[Stored records]
..............................
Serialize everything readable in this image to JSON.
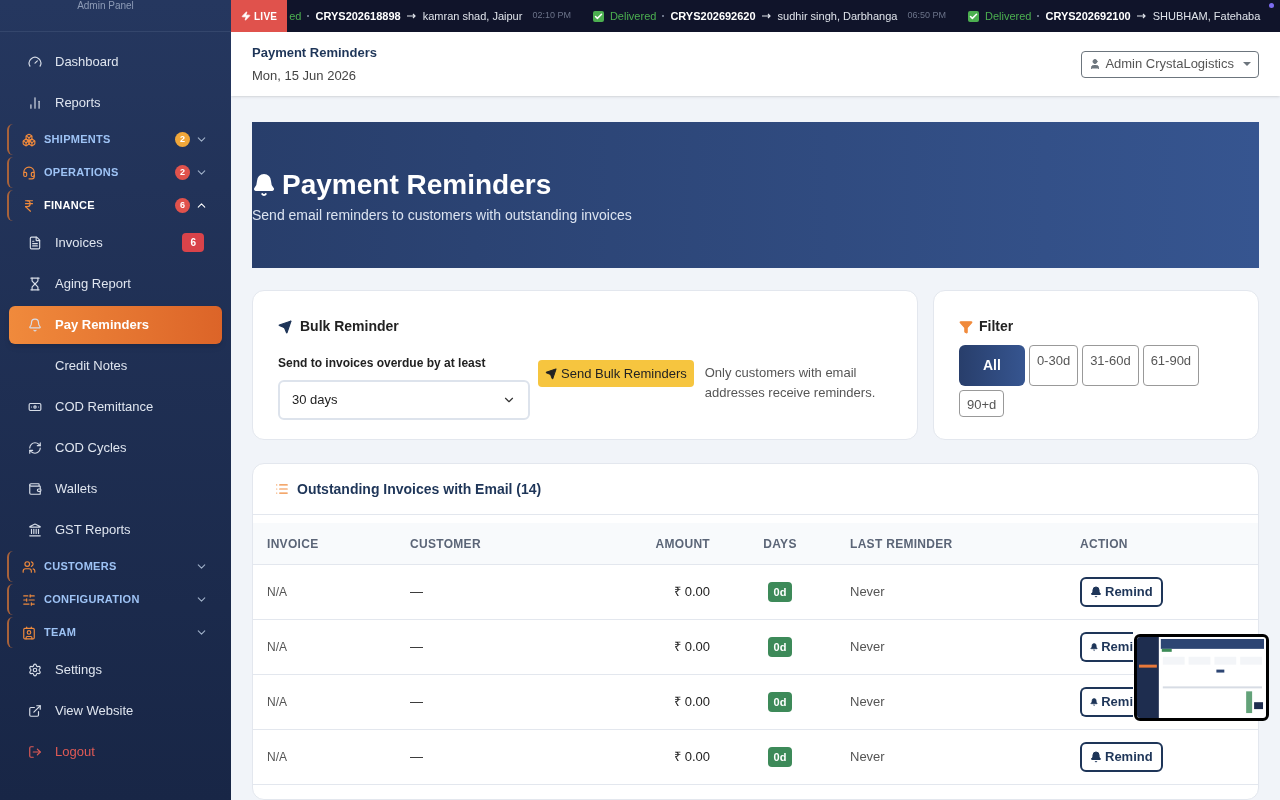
{
  "sidebar": {
    "brand_subtitle": "Admin Panel",
    "items": [
      {
        "kind": "link",
        "label": "Dashboard",
        "selected": false
      },
      {
        "kind": "link",
        "label": "Reports",
        "selected": false
      },
      {
        "kind": "group",
        "label": "SHIPMENTS",
        "badge": "2",
        "color": "#f0a73a",
        "expanded": false
      },
      {
        "kind": "group",
        "label": "OPERATIONS",
        "badge": "2",
        "color": "#e0524c",
        "expanded": false
      },
      {
        "kind": "group",
        "label": "FINANCE",
        "badge": "6",
        "color": "#e0524c",
        "expanded": true
      },
      {
        "kind": "link",
        "label": "Invoices",
        "selected": false,
        "badge": "6"
      },
      {
        "kind": "link",
        "label": "Aging Report",
        "selected": false
      },
      {
        "kind": "link",
        "label": "Pay Reminders",
        "selected": true
      },
      {
        "kind": "link",
        "label": "Credit Notes",
        "selected": false
      },
      {
        "kind": "link",
        "label": "COD Remittance",
        "selected": false
      },
      {
        "kind": "link",
        "label": "COD Cycles",
        "selected": false
      },
      {
        "kind": "link",
        "label": "Wallets",
        "selected": false
      },
      {
        "kind": "link",
        "label": "GST Reports",
        "selected": false
      },
      {
        "kind": "group",
        "label": "CUSTOMERS",
        "expanded": false
      },
      {
        "kind": "group",
        "label": "CONFIGURATION",
        "expanded": false
      },
      {
        "kind": "group",
        "label": "TEAM",
        "expanded": false
      },
      {
        "kind": "link",
        "label": "Settings",
        "selected": false
      },
      {
        "kind": "link",
        "label": "View Website",
        "selected": false
      },
      {
        "kind": "logout",
        "label": "Logout",
        "selected": false
      }
    ]
  },
  "ticker": {
    "badge": "LIVE",
    "items": [
      {
        "status": "ed",
        "awb": "CRYS202618898",
        "dest": "kamran shad, Jaipur",
        "time": "02:10 PM"
      },
      {
        "status": "Delivered",
        "awb": "CRYS202692620",
        "dest": "sudhir singh, Darbhanga",
        "time": "06:50 PM"
      },
      {
        "status": "Delivered",
        "awb": "CRYS202692100",
        "dest": "SHUBHAM, Fatehaba"
      }
    ]
  },
  "header": {
    "title": "Payment Reminders",
    "date": "Mon, 15 Jun 2026",
    "user": "Admin CrystaLogistics"
  },
  "banner": {
    "title": "Payment Reminders",
    "subtitle": "Send email reminders to customers with outstanding invoices"
  },
  "bulk": {
    "title": "Bulk Reminder",
    "label": "Send to invoices overdue by at least",
    "value": "30 days",
    "button": "Send Bulk Reminders",
    "note": "Only customers with email addresses receive reminders."
  },
  "filter": {
    "title": "Filter",
    "options": [
      {
        "label": "All",
        "selected": true
      },
      {
        "label": "0-30d",
        "selected": false
      },
      {
        "label": "31-60d",
        "selected": false
      },
      {
        "label": "61-90d",
        "selected": false
      },
      {
        "label": "90+d",
        "selected": false
      }
    ]
  },
  "table": {
    "title": "Outstanding Invoices with Email (14)",
    "columns": [
      "INVOICE",
      "CUSTOMER",
      "AMOUNT",
      "DAYS",
      "LAST REMINDER",
      "ACTION"
    ],
    "rows": [
      {
        "invoice": "N/A",
        "customer": "—",
        "amount": "₹ 0.00",
        "days": "0d",
        "last_reminder": "Never",
        "action": "Remind",
        "covered": false
      },
      {
        "invoice": "N/A",
        "customer": "—",
        "amount": "₹ 0.00",
        "days": "0d",
        "last_reminder": "Never",
        "action": "Remi",
        "covered": true
      },
      {
        "invoice": "N/A",
        "customer": "—",
        "amount": "₹ 0.00",
        "days": "0d",
        "last_reminder": "Never",
        "action": "Remi",
        "covered": true
      },
      {
        "invoice": "N/A",
        "customer": "—",
        "amount": "₹ 0.00",
        "days": "0d",
        "last_reminder": "Never",
        "action": "Remind",
        "covered": false
      }
    ]
  }
}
..............................
▶ _Given task_: Copy each line exactly, and leave the pictures out of your copy.

▶ _Written reply_:
Serialize everything readable in this image to JSON.
{
  "sidebar": {
    "brand_subtitle": "Admin Panel",
    "items": [
      {
        "kind": "link",
        "label": "Dashboard",
        "selected": false
      },
      {
        "kind": "link",
        "label": "Reports",
        "selected": false
      },
      {
        "kind": "group",
        "label": "SHIPMENTS",
        "badge": "2",
        "color": "#f0a73a",
        "expanded": false
      },
      {
        "kind": "group",
        "label": "OPERATIONS",
        "badge": "2",
        "color": "#e0524c",
        "expanded": false
      },
      {
        "kind": "group",
        "label": "FINANCE",
        "badge": "6",
        "color": "#e0524c",
        "expanded": true
      },
      {
        "kind": "link",
        "label": "Invoices",
        "selected": false,
        "badge": "6"
      },
      {
        "kind": "link",
        "label": "Aging Report",
        "selected": false
      },
      {
        "kind": "link",
        "label": "Pay Reminders",
        "selected": true
      },
      {
        "kind": "link",
        "label": "Credit Notes",
        "selected": false
      },
      {
        "kind": "link",
        "label": "COD Remittance",
        "selected": false
      },
      {
        "kind": "link",
        "label": "COD Cycles",
        "selected": false
      },
      {
        "kind": "link",
        "label": "Wallets",
        "selected": false
      },
      {
        "kind": "link",
        "label": "GST Reports",
        "selected": false
      },
      {
        "kind": "group",
        "label": "CUSTOMERS",
        "expanded": false
      },
      {
        "kind": "group",
        "label": "CONFIGURATION",
        "expanded": false
      },
      {
        "kind": "group",
        "label": "TEAM",
        "expanded": false
      },
      {
        "kind": "link",
        "label": "Settings",
        "selected": false
      },
      {
        "kind": "link",
        "label": "View Website",
        "selected": false
      },
      {
        "kind": "logout",
        "label": "Logout",
        "selected": false
      }
    ]
  },
  "ticker": {
    "badge": "LIVE",
    "items": [
      {
        "status": "ed",
        "awb": "CRYS202618898",
        "dest": "kamran shad, Jaipur",
        "time": "02:10 PM"
      },
      {
        "status": "Delivered",
        "awb": "CRYS202692620",
        "dest": "sudhir singh, Darbhanga",
        "time": "06:50 PM"
      },
      {
        "status": "Delivered",
        "awb": "CRYS202692100",
        "dest": "SHUBHAM, Fatehaba"
      }
    ]
  },
  "header": {
    "title": "Payment Reminders",
    "date": "Mon, 15 Jun 2026",
    "user": "Admin CrystaLogistics"
  },
  "banner": {
    "title": "Payment Reminders",
    "subtitle": "Send email reminders to customers with outstanding invoices"
  },
  "bulk": {
    "title": "Bulk Reminder",
    "label": "Send to invoices overdue by at least",
    "value": "30 days",
    "button": "Send Bulk Reminders",
    "note": "Only customers with email addresses receive reminders."
  },
  "filter": {
    "title": "Filter",
    "options": [
      {
        "label": "All",
        "selected": true
      },
      {
        "label": "0-30d",
        "selected": false
      },
      {
        "label": "31-60d",
        "selected": false
      },
      {
        "label": "61-90d",
        "selected": false
      },
      {
        "label": "90+d",
        "selected": false
      }
    ]
  },
  "table": {
    "title": "Outstanding Invoices with Email (14)",
    "columns": [
      "INVOICE",
      "CUSTOMER",
      "AMOUNT",
      "DAYS",
      "LAST REMINDER",
      "ACTION"
    ],
    "rows": [
      {
        "invoice": "N/A",
        "customer": "—",
        "amount": "₹ 0.00",
        "days": "0d",
        "last_reminder": "Never",
        "action": "Remind",
        "covered": false
      },
      {
        "invoice": "N/A",
        "customer": "—",
        "amount": "₹ 0.00",
        "days": "0d",
        "last_reminder": "Never",
        "action": "Remi",
        "covered": true
      },
      {
        "invoice": "N/A",
        "customer": "—",
        "amount": "₹ 0.00",
        "days": "0d",
        "last_reminder": "Never",
        "action": "Remi",
        "covered": true
      },
      {
        "invoice": "N/A",
        "customer": "—",
        "amount": "₹ 0.00",
        "days": "0d",
        "last_reminder": "Never",
        "action": "Remind",
        "covered": false
      }
    ]
  }
}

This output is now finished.